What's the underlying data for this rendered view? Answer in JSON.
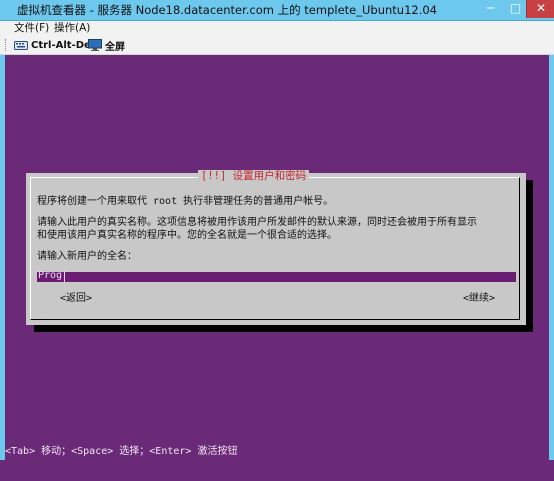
{
  "window": {
    "title": "虚拟机查看器 - 服务器 Node18.datacenter.com 上的 templete_Ubuntu12.04",
    "minimize_glyph": "─",
    "maximize_glyph": "□",
    "close_glyph": "✕"
  },
  "menubar": {
    "items": [
      "文件(F)",
      "操作(A)"
    ]
  },
  "toolbar": {
    "ctrl_alt_del_label": "Ctrl-Alt-Del",
    "fullscreen_label": "全屏"
  },
  "installer": {
    "dialog_title": "[!!] 设置用户和密码",
    "description": "程序将创建一个用来取代 root 执行非管理任务的普通用户帐号。",
    "info_line1": "请输入此用户的真实名称。这项信息将被用作该用户所发邮件的默认来源，同时还会被用于所有显示",
    "info_line2": "和使用该用户真实名称的程序中。您的全名就是一个很合适的选择。",
    "prompt": "请输入新用户的全名：",
    "input_value": "Prog",
    "back_label": "<返回>",
    "continue_label": "<继续>",
    "status_hint": "<Tab> 移动；<Space> 选择；<Enter> 激活按钮"
  },
  "colors": {
    "console_bg": "#6b2a78",
    "dialog_bg": "#c8c8c8",
    "dialog_title": "#c8262a",
    "input_bg": "#6b1d72",
    "titlebar": "#6dc8ee"
  }
}
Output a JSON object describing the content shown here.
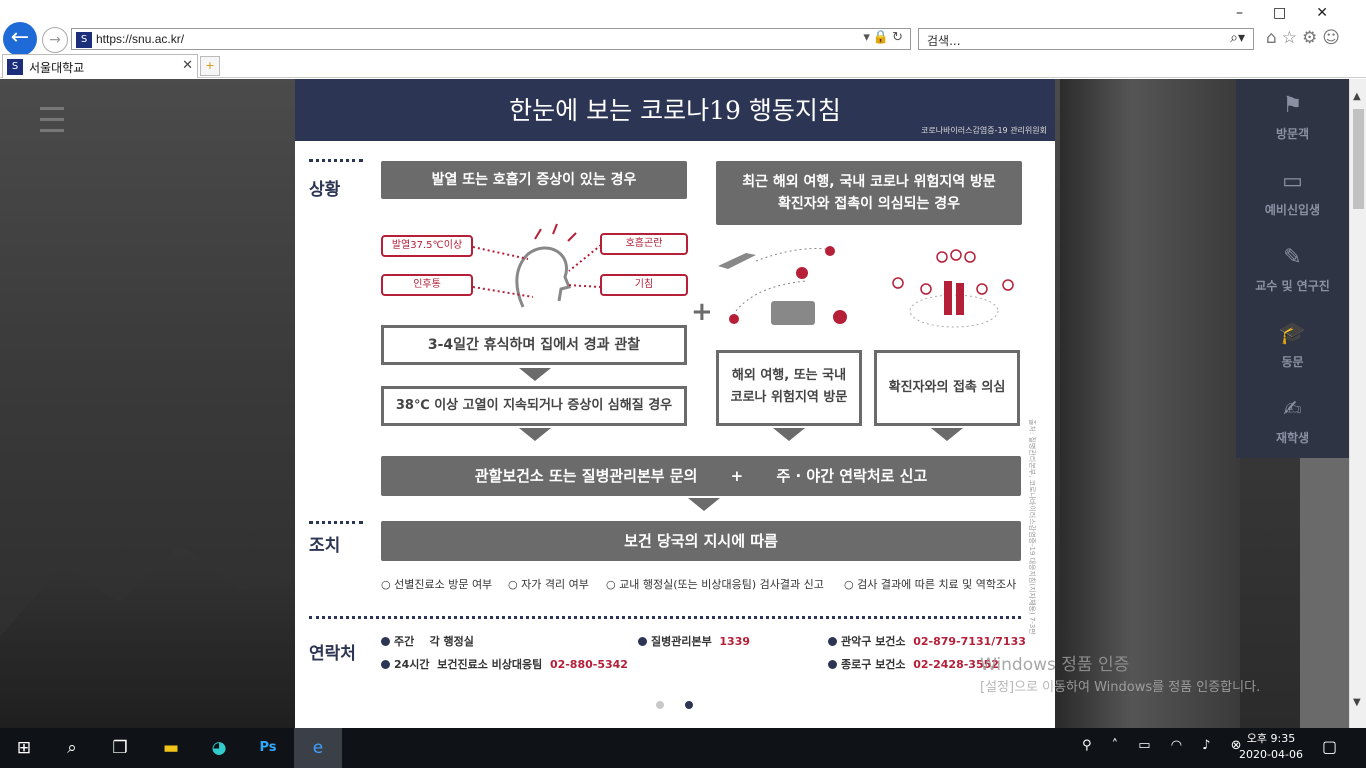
{
  "browser": {
    "url": "https://snu.ac.kr/",
    "search_placeholder": "검색...",
    "tab_title": "서울대학교"
  },
  "sidenav": [
    {
      "label": "방문객",
      "icon": "signpost-icon"
    },
    {
      "label": "예비신입생",
      "icon": "id-card-icon"
    },
    {
      "label": "교수 및 연구진",
      "icon": "pen-icon"
    },
    {
      "label": "동문",
      "icon": "graduation-cap-icon"
    },
    {
      "label": "재학생",
      "icon": "student-icon"
    }
  ],
  "card": {
    "title": "한눈에 보는 코로나19 행동지침",
    "subtitle": "코로나바이러스감염증-19 관리위원회",
    "section_situation": "상황",
    "section_action": "조치",
    "section_contact": "연락처",
    "left_head": "발열 또는 호흡기 증상이 있는 경우",
    "symptoms": [
      "발열37.5℃이상",
      "호흡곤란",
      "인후통",
      "기침"
    ],
    "left_step1": "3-4일간 휴식하며 집에서 경과 관찰",
    "left_step2": "38℃ 이상 고열이 지속되거나 증상이 심해질 경우",
    "plus": "+",
    "right_head_1": "최근 해외 여행, 국내 코로나 위험지역 방문",
    "right_head_2": "확진자와 접촉이 의심되는 경우",
    "travel_1": "해외 여행, 또는 국내",
    "travel_2": "코로나 위험지역 방문",
    "contact_box": "확진자와의 접촉 의심",
    "report_1": "관할보건소 또는 질병관리본부 문의",
    "report_plus": "+",
    "report_2": "주 · 야간 연락처로 신고",
    "action": "보건 당국의 지시에 따름",
    "checks": [
      "선별진료소 방문 여부",
      "자가 격리 여부",
      "교내 행정실(또는 비상대응팀) 검사결과 신고",
      "검사 결과에 따른 치료 및 역학조사"
    ],
    "contacts": {
      "day_label": "주간",
      "day_name": "각 행정실",
      "all_label": "24시간",
      "all_name": "보건진료소 비상대응팀",
      "all_num": "02-880-5342",
      "kcdc_name": "질병관리본부",
      "kcdc_num": "1339",
      "gwanak_name": "관악구 보건소",
      "gwanak_num": "02-879-7131/7133",
      "jongno_name": "종로구 보건소",
      "jongno_num": "02-2428-3552"
    },
    "source_note": "출처: 질병관리본부, 코로나바이러스감염증-19 대응지침(지자체용) 7-3판"
  },
  "watermark": {
    "line1": "Windows 정품 인증",
    "line2": "[설정]으로 이동하여 Windows를 정품 인증합니다."
  },
  "clock": {
    "time": "오후 9:35",
    "date": "2020-04-06"
  },
  "colors": {
    "navy": "#2c3553",
    "red": "#b51f38",
    "gray": "#6b6b6b"
  }
}
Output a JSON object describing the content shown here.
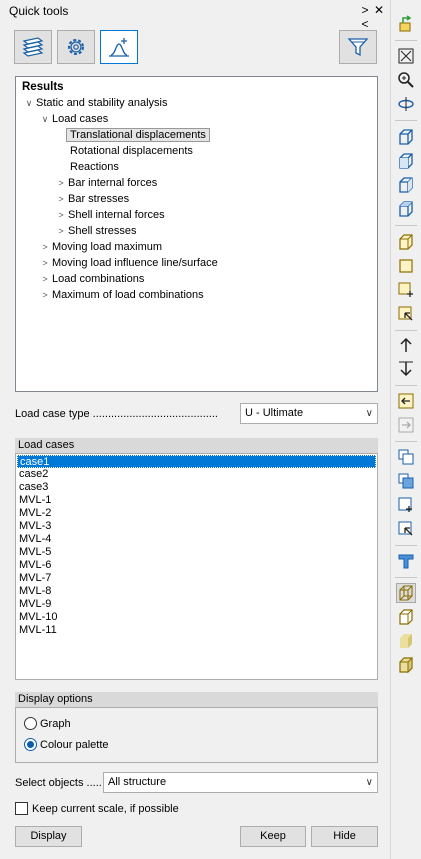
{
  "window": {
    "title": "Quick tools",
    "controls": [
      "><",
      "✕"
    ]
  },
  "toolbar": {
    "buttons": [
      "layers-icon",
      "gear-icon",
      "graph-add-icon"
    ],
    "filter": "filter-icon"
  },
  "tree": {
    "root": "Results",
    "analysis": "Static and stability analysis",
    "load_cases": "Load cases",
    "items": [
      "Translational displacements",
      "Rotational displacements",
      "Reactions",
      "Bar internal forces",
      "Bar stresses",
      "Shell internal forces",
      "Shell stresses"
    ],
    "siblings": [
      "Moving load maximum",
      "Moving load influence line/surface",
      "Load combinations",
      "Maximum of load combinations"
    ]
  },
  "load_case_type": {
    "label": "Load case type .........................................",
    "value": "U - Ultimate"
  },
  "load_cases": {
    "header": "Load cases",
    "items": [
      "case1",
      "case2",
      "case3",
      "MVL-1",
      "MVL-2",
      "MVL-3",
      "MVL-4",
      "MVL-5",
      "MVL-6",
      "MVL-7",
      "MVL-8",
      "MVL-9",
      "MVL-10",
      "MVL-11"
    ],
    "selected": 0
  },
  "display_options": {
    "header": "Display options",
    "graph": "Graph",
    "palette": "Colour palette"
  },
  "select_objects": {
    "label": "Select objects .....",
    "value": "All structure"
  },
  "keep_scale": "Keep current scale, if possible",
  "buttons": {
    "display": "Display",
    "keep": "Keep",
    "hide": "Hide"
  },
  "colors": {
    "accent": "#0078d7",
    "selection": "#0078d7"
  }
}
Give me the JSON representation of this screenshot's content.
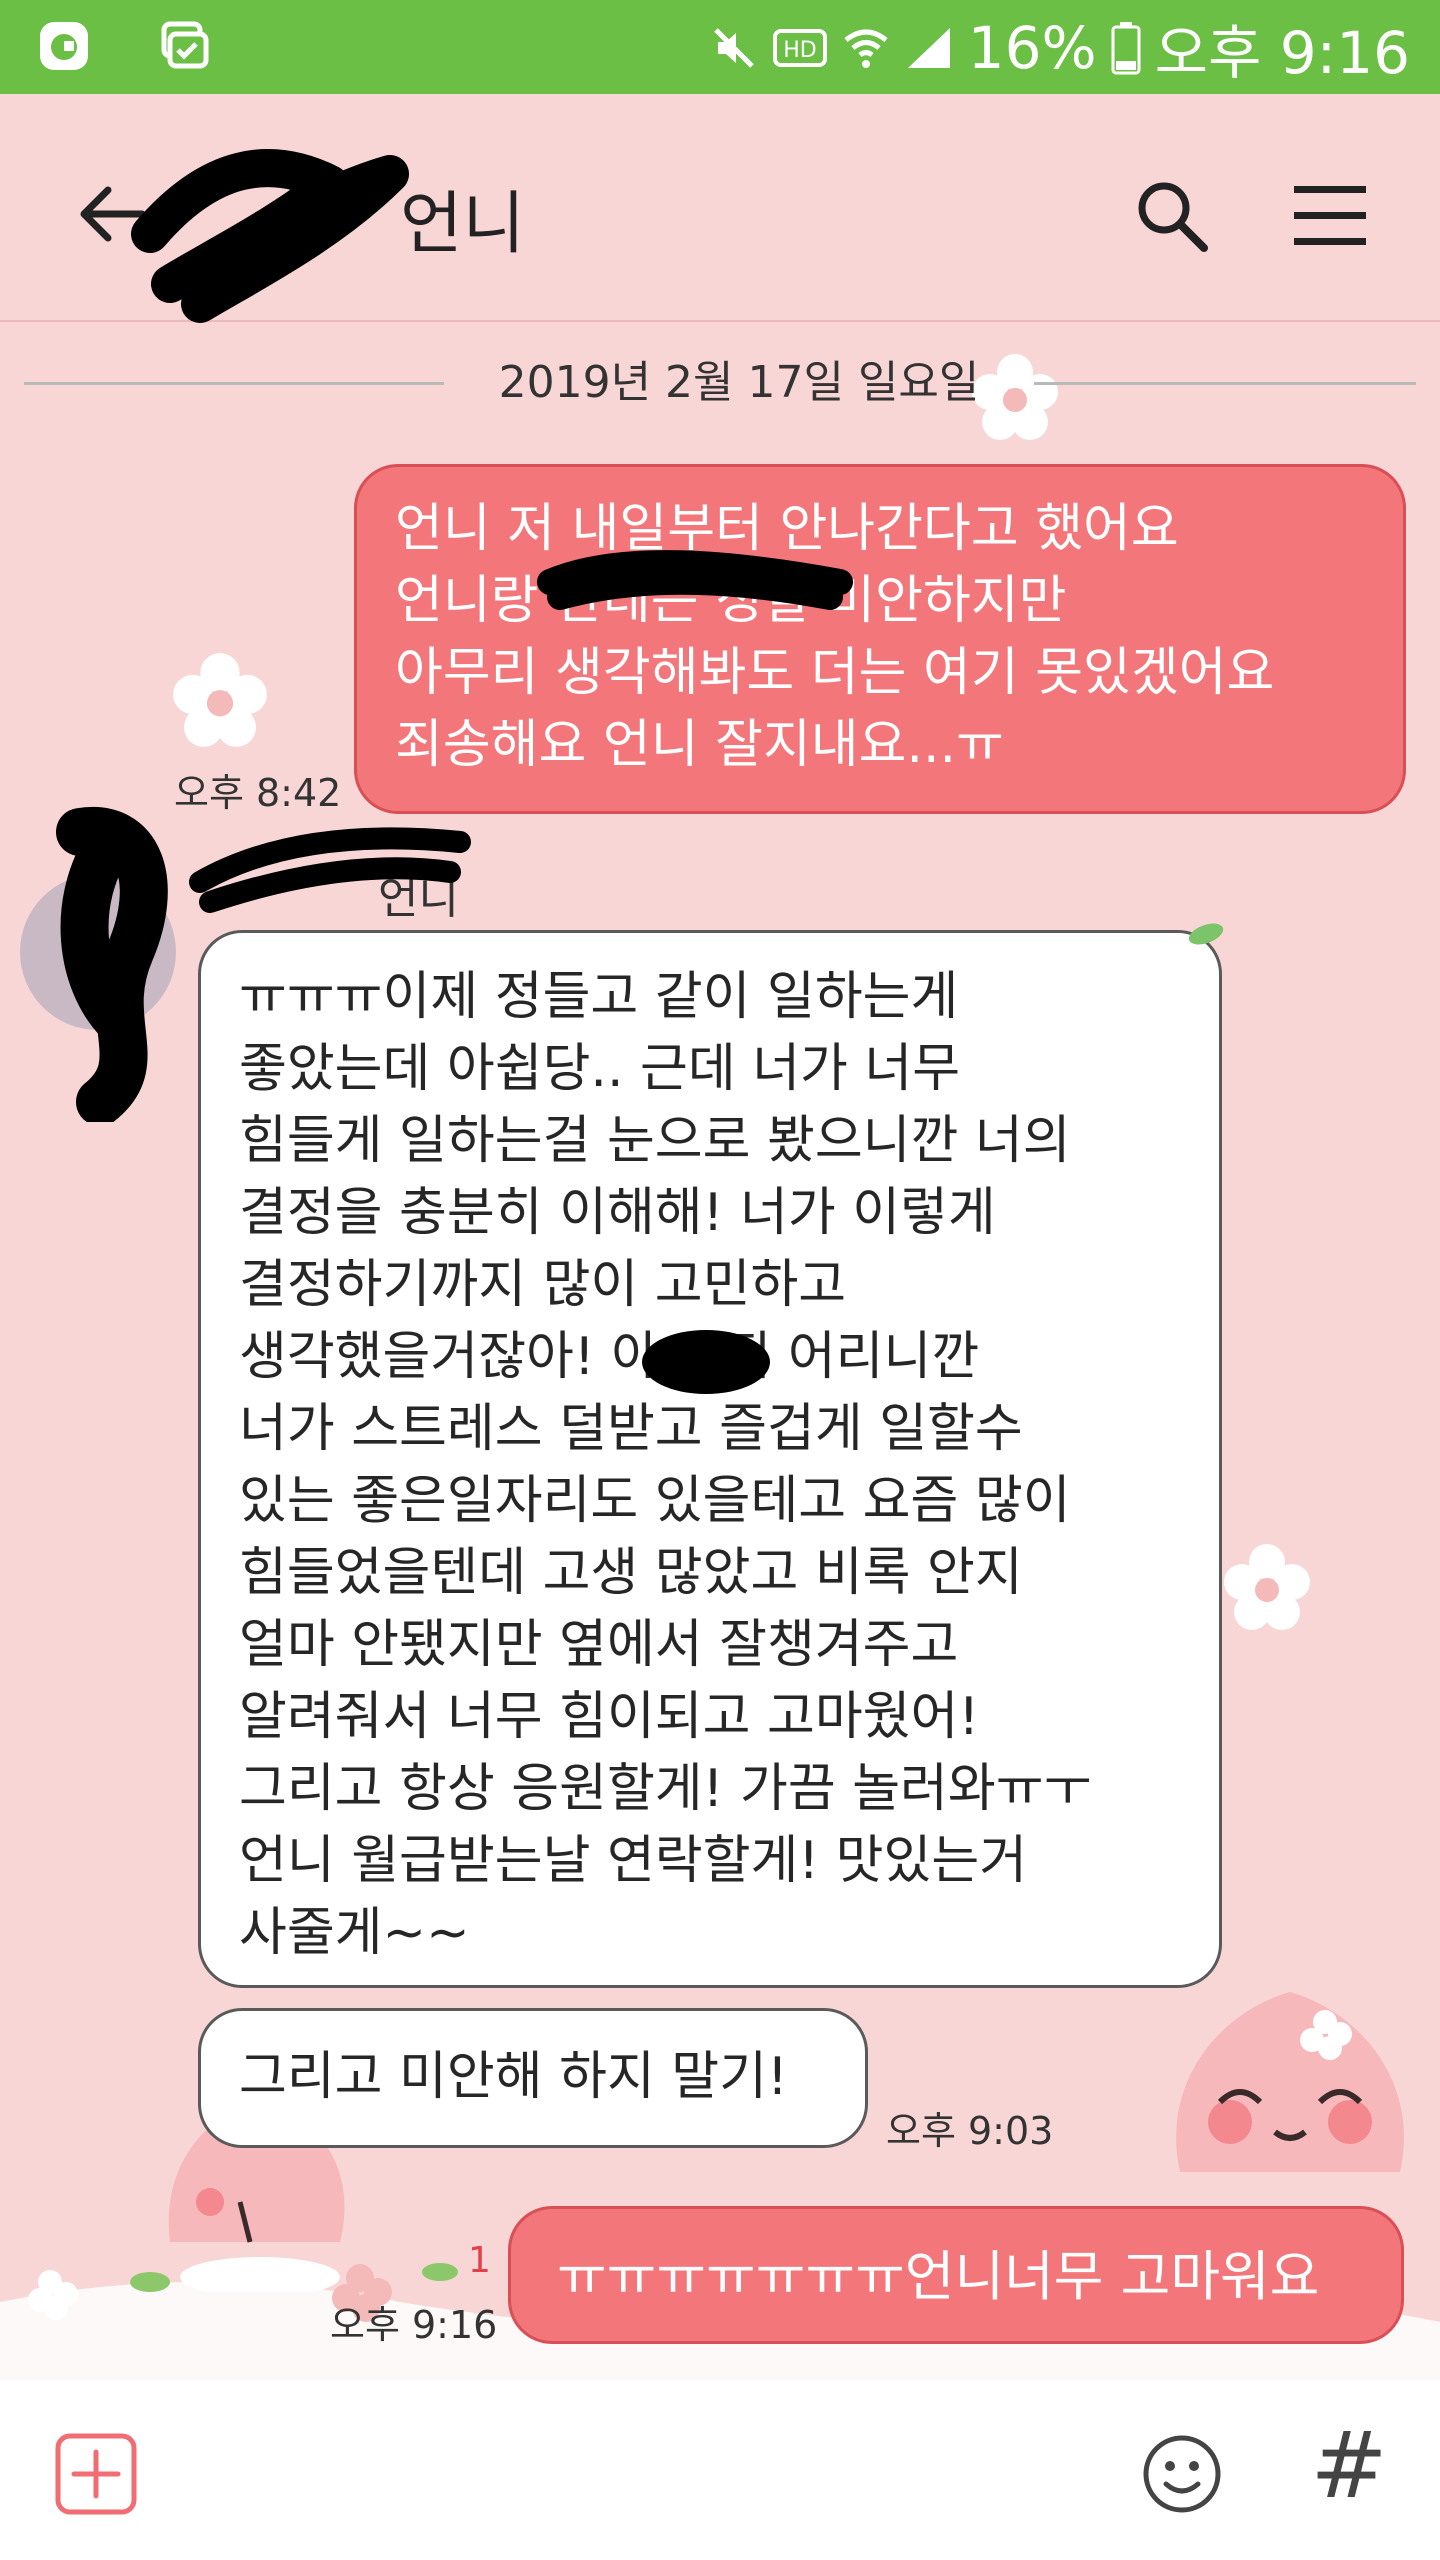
{
  "status_bar": {
    "battery": "16%",
    "time": "오후 9:16"
  },
  "header": {
    "title": "언니"
  },
  "chat": {
    "date_divider": "2019년 2월 17일 일요일",
    "sender_name": "언니",
    "messages": [
      {
        "direction": "sent",
        "text": "언니 저 내일부터 안나간다고 했어요\n언니랑        한테는 정말 미안하지만\n아무리 생각해봐도 더는 여기 못있겠어요\n죄송해요 언니 잘지내요...ㅠ",
        "time": "오후 8:42"
      },
      {
        "direction": "received",
        "text": "ㅠㅠㅠ이제 정들고 같이 일하는게\n좋았는데 아쉽당.. 근데 너가 너무\n힘들게 일하는걸 눈으로 봤으니깐 너의\n결정을 충분히 이해해! 너가 이렇게\n결정하기까지 많이 고민하고\n생각했을거잖아!       아 아직 어리니깐\n너가 스트레스 덜받고 즐겁게 일할수\n있는 좋은일자리도 있을테고 요즘 많이\n힘들었을텐데 고생 많았고 비록 안지\n얼마 안됐지만 옆에서 잘챙겨주고\n알려줘서 너무 힘이되고 고마웠어!\n그리고 항상 응원할게! 가끔 놀러와ㅠㅜ\n언니 월급받는날 연락할게! 맛있는거\n사줄게~~"
      },
      {
        "direction": "received",
        "text": "그리고 미안해 하지 말기!",
        "time": "오후 9:03"
      },
      {
        "direction": "sent",
        "text": "ㅠㅠㅠㅠㅠㅠㅠ언니너무 고마워요",
        "time": "오후 9:16",
        "unread_count": "1"
      }
    ]
  },
  "input_bar": {
    "hash_label": "#"
  },
  "colors": {
    "status_bar": "#6cbf45",
    "background": "#f9d6d6",
    "sent_bubble": "#f3767a",
    "received_bubble": "#ffffff"
  }
}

──────────────────────────────

THE REQUEST
Skip the pictures, then retype every line above exactly.

COMPLETE RESPONSE
What's the underlying data for this rendered view? Answer in JSON.
{
  "window": {
    "title": "虚拟机查看器 - 服务器 Node18.datacenter.com 上的 templete_Ubuntu12.04",
    "minimize_glyph": "─",
    "maximize_glyph": "□",
    "close_glyph": "✕"
  },
  "menubar": {
    "items": [
      "文件(F)",
      "操作(A)"
    ]
  },
  "toolbar": {
    "ctrl_alt_del_label": "Ctrl-Alt-Del",
    "fullscreen_label": "全屏"
  },
  "installer": {
    "dialog_title": "[!!] 设置用户和密码",
    "description": "程序将创建一个用来取代 root 执行非管理任务的普通用户帐号。",
    "info_line1": "请输入此用户的真实名称。这项信息将被用作该用户所发邮件的默认来源，同时还会被用于所有显示",
    "info_line2": "和使用该用户真实名称的程序中。您的全名就是一个很合适的选择。",
    "prompt": "请输入新用户的全名：",
    "input_value": "Prog",
    "back_label": "<返回>",
    "continue_label": "<继续>",
    "status_hint": "<Tab> 移动；<Space> 选择；<Enter> 激活按钮"
  },
  "colors": {
    "console_bg": "#6b2a78",
    "dialog_bg": "#c8c8c8",
    "dialog_title": "#c8262a",
    "input_bg": "#6b1d72",
    "titlebar": "#6dc8ee"
  }
}
Output a JSON object describing the content shown here.
{
  "browser": {
    "url": "https://snu.ac.kr/",
    "search_placeholder": "검색...",
    "tab_title": "서울대학교"
  },
  "sidenav": [
    {
      "label": "방문객",
      "icon": "signpost-icon"
    },
    {
      "label": "예비신입생",
      "icon": "id-card-icon"
    },
    {
      "label": "교수 및 연구진",
      "icon": "pen-icon"
    },
    {
      "label": "동문",
      "icon": "graduation-cap-icon"
    },
    {
      "label": "재학생",
      "icon": "student-icon"
    }
  ],
  "card": {
    "title": "한눈에 보는 코로나19 행동지침",
    "subtitle": "코로나바이러스감염증-19 관리위원회",
    "section_situation": "상황",
    "section_action": "조치",
    "section_contact": "연락처",
    "left_head": "발열 또는 호흡기 증상이 있는 경우",
    "symptoms": [
      "발열37.5℃이상",
      "호흡곤란",
      "인후통",
      "기침"
    ],
    "left_step1": "3-4일간 휴식하며 집에서 경과 관찰",
    "left_step2": "38℃ 이상 고열이 지속되거나 증상이 심해질 경우",
    "plus": "+",
    "right_head_1": "최근 해외 여행, 국내 코로나 위험지역 방문",
    "right_head_2": "확진자와 접촉이 의심되는 경우",
    "travel_1": "해외 여행, 또는 국내",
    "travel_2": "코로나 위험지역 방문",
    "contact_box": "확진자와의 접촉 의심",
    "report_1": "관할보건소 또는 질병관리본부 문의",
    "report_plus": "+",
    "report_2": "주 · 야간 연락처로 신고",
    "action": "보건 당국의 지시에 따름",
    "checks": [
      "선별진료소 방문 여부",
      "자가 격리 여부",
      "교내 행정실(또는 비상대응팀) 검사결과 신고",
      "검사 결과에 따른 치료 및 역학조사"
    ],
    "contacts": {
      "day_label": "주간",
      "day_name": "각 행정실",
      "all_label": "24시간",
      "all_name": "보건진료소 비상대응팀",
      "all_num": "02-880-5342",
      "kcdc_name": "질병관리본부",
      "kcdc_num": "1339",
      "gwanak_name": "관악구 보건소",
      "gwanak_num": "02-879-7131/7133",
      "jongno_name": "종로구 보건소",
      "jongno_num": "02-2428-3552"
    },
    "source_note": "출처: 질병관리본부, 코로나바이러스감염증-19 대응지침(지자체용) 7-3판"
  },
  "watermark": {
    "line1": "Windows 정품 인증",
    "line2": "[설정]으로 이동하여 Windows를 정품 인증합니다."
  },
  "clock": {
    "time": "오후 9:35",
    "date": "2020-04-06"
  },
  "colors": {
    "navy": "#2c3553",
    "red": "#b51f38",
    "gray": "#6b6b6b"
  }
}
Output a JSON object describing the content shown here.
{
  "window": {
    "title": "Quick tools",
    "controls": [
      "><",
      "✕"
    ]
  },
  "toolbar": {
    "buttons": [
      "layers-icon",
      "gear-icon",
      "graph-add-icon"
    ],
    "filter": "filter-icon"
  },
  "tree": {
    "root": "Results",
    "analysis": "Static and stability analysis",
    "load_cases": "Load cases",
    "items": [
      "Translational displacements",
      "Rotational displacements",
      "Reactions",
      "Bar internal forces",
      "Bar stresses",
      "Shell internal forces",
      "Shell stresses"
    ],
    "siblings": [
      "Moving load maximum",
      "Moving load influence line/surface",
      "Load combinations",
      "Maximum of load combinations"
    ]
  },
  "load_case_type": {
    "label": "Load case type .........................................",
    "value": "U - Ultimate"
  },
  "load_cases": {
    "header": "Load cases",
    "items": [
      "case1",
      "case2",
      "case3",
      "MVL-1",
      "MVL-2",
      "MVL-3",
      "MVL-4",
      "MVL-5",
      "MVL-6",
      "MVL-7",
      "MVL-8",
      "MVL-9",
      "MVL-10",
      "MVL-11"
    ],
    "selected": 0
  },
  "display_options": {
    "header": "Display options",
    "graph": "Graph",
    "palette": "Colour palette"
  },
  "select_objects": {
    "label": "Select objects .....",
    "value": "All structure"
  },
  "keep_scale": "Keep current scale, if possible",
  "buttons": {
    "display": "Display",
    "keep": "Keep",
    "hide": "Hide"
  },
  "colors": {
    "accent": "#0078d7",
    "selection": "#0078d7"
  }
}
Give me the JSON representation of this screenshot's content.
{
  "status_bar": {
    "battery": "16%",
    "time": "오후 9:16"
  },
  "header": {
    "title": "언니"
  },
  "chat": {
    "date_divider": "2019년 2월 17일 일요일",
    "sender_name": "언니",
    "messages": [
      {
        "direction": "sent",
        "text": "언니 저 내일부터 안나간다고 했어요\n언니랑        한테는 정말 미안하지만\n아무리 생각해봐도 더는 여기 못있겠어요\n죄송해요 언니 잘지내요...ㅠ",
        "time": "오후 8:42"
      },
      {
        "direction": "received",
        "text": "ㅠㅠㅠ이제 정들고 같이 일하는게\n좋았는데 아쉽당.. 근데 너가 너무\n힘들게 일하는걸 눈으로 봤으니깐 너의\n결정을 충분히 이해해! 너가 이렇게\n결정하기까지 많이 고민하고\n생각했을거잖아!       아 아직 어리니깐\n너가 스트레스 덜받고 즐겁게 일할수\n있는 좋은일자리도 있을테고 요즘 많이\n힘들었을텐데 고생 많았고 비록 안지\n얼마 안됐지만 옆에서 잘챙겨주고\n알려줘서 너무 힘이되고 고마웠어!\n그리고 항상 응원할게! 가끔 놀러와ㅠㅜ\n언니 월급받는날 연락할게! 맛있는거\n사줄게~~"
      },
      {
        "direction": "received",
        "text": "그리고 미안해 하지 말기!",
        "time": "오후 9:03"
      },
      {
        "direction": "sent",
        "text": "ㅠㅠㅠㅠㅠㅠㅠ언니너무 고마워요",
        "time": "오후 9:16",
        "unread_count": "1"
      }
    ]
  },
  "input_bar": {
    "hash_label": "#"
  },
  "colors": {
    "status_bar": "#6cbf45",
    "background": "#f9d6d6",
    "sent_bubble": "#f3767a",
    "received_bubble": "#ffffff"
  }
}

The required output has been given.